▸ What is being asked: Report how many lines include the word "suffix", and nothing besides that number.

▸ Entries provided:
::::::::::
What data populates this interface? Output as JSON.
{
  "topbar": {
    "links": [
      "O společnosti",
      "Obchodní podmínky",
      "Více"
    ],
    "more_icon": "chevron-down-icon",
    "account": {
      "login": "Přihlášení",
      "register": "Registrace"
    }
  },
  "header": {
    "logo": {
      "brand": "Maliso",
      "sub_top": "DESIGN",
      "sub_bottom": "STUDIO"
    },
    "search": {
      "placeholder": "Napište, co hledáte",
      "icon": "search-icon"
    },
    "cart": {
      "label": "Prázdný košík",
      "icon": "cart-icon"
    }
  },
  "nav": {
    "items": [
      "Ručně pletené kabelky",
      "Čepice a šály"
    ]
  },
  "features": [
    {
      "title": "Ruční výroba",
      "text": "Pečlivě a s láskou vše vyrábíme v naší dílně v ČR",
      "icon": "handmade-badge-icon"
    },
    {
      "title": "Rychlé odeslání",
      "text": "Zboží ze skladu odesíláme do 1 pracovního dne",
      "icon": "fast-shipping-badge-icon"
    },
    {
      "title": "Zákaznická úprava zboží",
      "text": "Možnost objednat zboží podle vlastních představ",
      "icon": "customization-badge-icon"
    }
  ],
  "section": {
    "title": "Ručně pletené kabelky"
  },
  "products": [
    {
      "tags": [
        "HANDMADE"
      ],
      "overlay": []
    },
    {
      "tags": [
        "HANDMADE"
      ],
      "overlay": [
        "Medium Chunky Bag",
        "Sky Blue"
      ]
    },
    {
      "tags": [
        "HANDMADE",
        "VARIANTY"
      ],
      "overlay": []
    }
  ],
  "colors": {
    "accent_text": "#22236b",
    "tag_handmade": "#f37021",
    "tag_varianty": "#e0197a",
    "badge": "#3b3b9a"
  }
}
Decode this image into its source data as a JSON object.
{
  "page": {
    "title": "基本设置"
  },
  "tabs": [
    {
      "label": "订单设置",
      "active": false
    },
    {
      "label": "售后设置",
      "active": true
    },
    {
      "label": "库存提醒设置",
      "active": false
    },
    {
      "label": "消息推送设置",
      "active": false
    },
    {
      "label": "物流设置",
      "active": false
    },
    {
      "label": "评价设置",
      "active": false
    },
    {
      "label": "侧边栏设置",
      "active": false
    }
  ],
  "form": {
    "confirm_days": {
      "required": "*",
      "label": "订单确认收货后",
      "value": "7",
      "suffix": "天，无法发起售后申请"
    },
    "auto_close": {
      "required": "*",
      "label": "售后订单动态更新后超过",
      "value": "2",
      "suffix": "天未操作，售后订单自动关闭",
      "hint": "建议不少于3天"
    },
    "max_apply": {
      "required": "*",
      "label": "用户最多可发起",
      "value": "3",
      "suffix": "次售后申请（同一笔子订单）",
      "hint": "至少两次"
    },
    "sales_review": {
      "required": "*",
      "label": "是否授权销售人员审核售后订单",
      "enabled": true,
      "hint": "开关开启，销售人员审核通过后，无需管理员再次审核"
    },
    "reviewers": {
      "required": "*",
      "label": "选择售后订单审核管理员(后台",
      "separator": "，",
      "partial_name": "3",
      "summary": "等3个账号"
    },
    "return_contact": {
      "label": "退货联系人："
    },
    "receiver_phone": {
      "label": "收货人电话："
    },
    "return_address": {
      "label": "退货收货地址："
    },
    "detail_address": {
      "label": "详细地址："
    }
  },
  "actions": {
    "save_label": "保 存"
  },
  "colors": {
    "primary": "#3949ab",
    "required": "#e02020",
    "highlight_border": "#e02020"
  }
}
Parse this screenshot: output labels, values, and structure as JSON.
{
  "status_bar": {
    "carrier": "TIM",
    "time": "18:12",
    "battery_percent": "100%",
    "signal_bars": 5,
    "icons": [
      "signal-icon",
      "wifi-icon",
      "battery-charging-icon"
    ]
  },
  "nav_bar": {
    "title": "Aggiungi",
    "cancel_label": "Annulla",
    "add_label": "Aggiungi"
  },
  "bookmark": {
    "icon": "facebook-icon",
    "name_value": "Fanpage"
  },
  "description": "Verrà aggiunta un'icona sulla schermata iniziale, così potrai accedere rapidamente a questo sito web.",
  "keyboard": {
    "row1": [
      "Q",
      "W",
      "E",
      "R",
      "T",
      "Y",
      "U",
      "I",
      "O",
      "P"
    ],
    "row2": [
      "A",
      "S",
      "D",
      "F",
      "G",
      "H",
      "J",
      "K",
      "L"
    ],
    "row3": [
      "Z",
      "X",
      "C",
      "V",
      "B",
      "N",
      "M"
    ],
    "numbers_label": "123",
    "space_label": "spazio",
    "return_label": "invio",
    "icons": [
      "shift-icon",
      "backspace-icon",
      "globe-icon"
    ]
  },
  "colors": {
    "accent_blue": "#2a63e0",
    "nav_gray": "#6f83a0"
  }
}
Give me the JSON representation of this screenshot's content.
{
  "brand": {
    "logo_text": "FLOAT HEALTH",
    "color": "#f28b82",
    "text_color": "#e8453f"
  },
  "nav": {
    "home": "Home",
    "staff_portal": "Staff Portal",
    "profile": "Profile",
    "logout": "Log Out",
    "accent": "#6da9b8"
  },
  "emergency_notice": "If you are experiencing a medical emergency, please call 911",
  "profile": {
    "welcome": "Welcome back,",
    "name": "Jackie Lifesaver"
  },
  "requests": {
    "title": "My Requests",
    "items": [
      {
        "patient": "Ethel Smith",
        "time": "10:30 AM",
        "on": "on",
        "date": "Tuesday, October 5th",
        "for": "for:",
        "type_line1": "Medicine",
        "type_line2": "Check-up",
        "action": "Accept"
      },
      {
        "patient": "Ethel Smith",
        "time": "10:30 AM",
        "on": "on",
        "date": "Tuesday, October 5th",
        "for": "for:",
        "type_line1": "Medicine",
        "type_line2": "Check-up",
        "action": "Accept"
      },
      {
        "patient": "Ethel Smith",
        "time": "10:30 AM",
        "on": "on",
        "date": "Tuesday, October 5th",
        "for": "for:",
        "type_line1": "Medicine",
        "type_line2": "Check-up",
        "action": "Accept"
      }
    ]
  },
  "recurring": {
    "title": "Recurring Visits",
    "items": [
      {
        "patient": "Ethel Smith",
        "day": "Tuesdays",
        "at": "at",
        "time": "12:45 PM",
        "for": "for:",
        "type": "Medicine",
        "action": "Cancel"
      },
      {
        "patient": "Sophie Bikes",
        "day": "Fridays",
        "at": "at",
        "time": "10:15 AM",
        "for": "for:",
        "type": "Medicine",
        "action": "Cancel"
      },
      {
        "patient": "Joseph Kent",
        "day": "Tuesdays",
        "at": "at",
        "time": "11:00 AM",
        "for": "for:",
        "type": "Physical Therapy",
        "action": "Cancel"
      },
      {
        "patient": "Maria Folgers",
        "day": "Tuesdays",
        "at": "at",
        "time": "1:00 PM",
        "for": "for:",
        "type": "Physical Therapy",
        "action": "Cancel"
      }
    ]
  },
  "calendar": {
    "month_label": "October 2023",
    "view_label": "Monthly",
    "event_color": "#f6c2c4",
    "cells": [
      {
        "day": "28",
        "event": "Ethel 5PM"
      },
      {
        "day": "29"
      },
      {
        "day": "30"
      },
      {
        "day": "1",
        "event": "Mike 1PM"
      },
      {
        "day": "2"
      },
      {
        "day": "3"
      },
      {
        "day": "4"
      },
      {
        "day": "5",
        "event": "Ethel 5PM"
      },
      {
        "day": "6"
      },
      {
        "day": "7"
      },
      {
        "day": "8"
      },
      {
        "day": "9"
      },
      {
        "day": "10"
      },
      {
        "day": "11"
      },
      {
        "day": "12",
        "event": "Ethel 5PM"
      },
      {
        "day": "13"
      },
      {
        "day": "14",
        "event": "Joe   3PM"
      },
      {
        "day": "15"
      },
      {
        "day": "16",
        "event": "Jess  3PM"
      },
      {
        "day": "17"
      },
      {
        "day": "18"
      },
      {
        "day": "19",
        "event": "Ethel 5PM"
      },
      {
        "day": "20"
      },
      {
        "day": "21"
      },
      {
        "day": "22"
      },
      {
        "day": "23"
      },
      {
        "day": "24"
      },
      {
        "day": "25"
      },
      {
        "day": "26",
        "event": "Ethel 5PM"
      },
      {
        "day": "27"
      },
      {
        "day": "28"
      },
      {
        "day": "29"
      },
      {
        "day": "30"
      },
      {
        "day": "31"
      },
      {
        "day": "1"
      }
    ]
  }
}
::::::::::
▸ Answer for this exercise: 3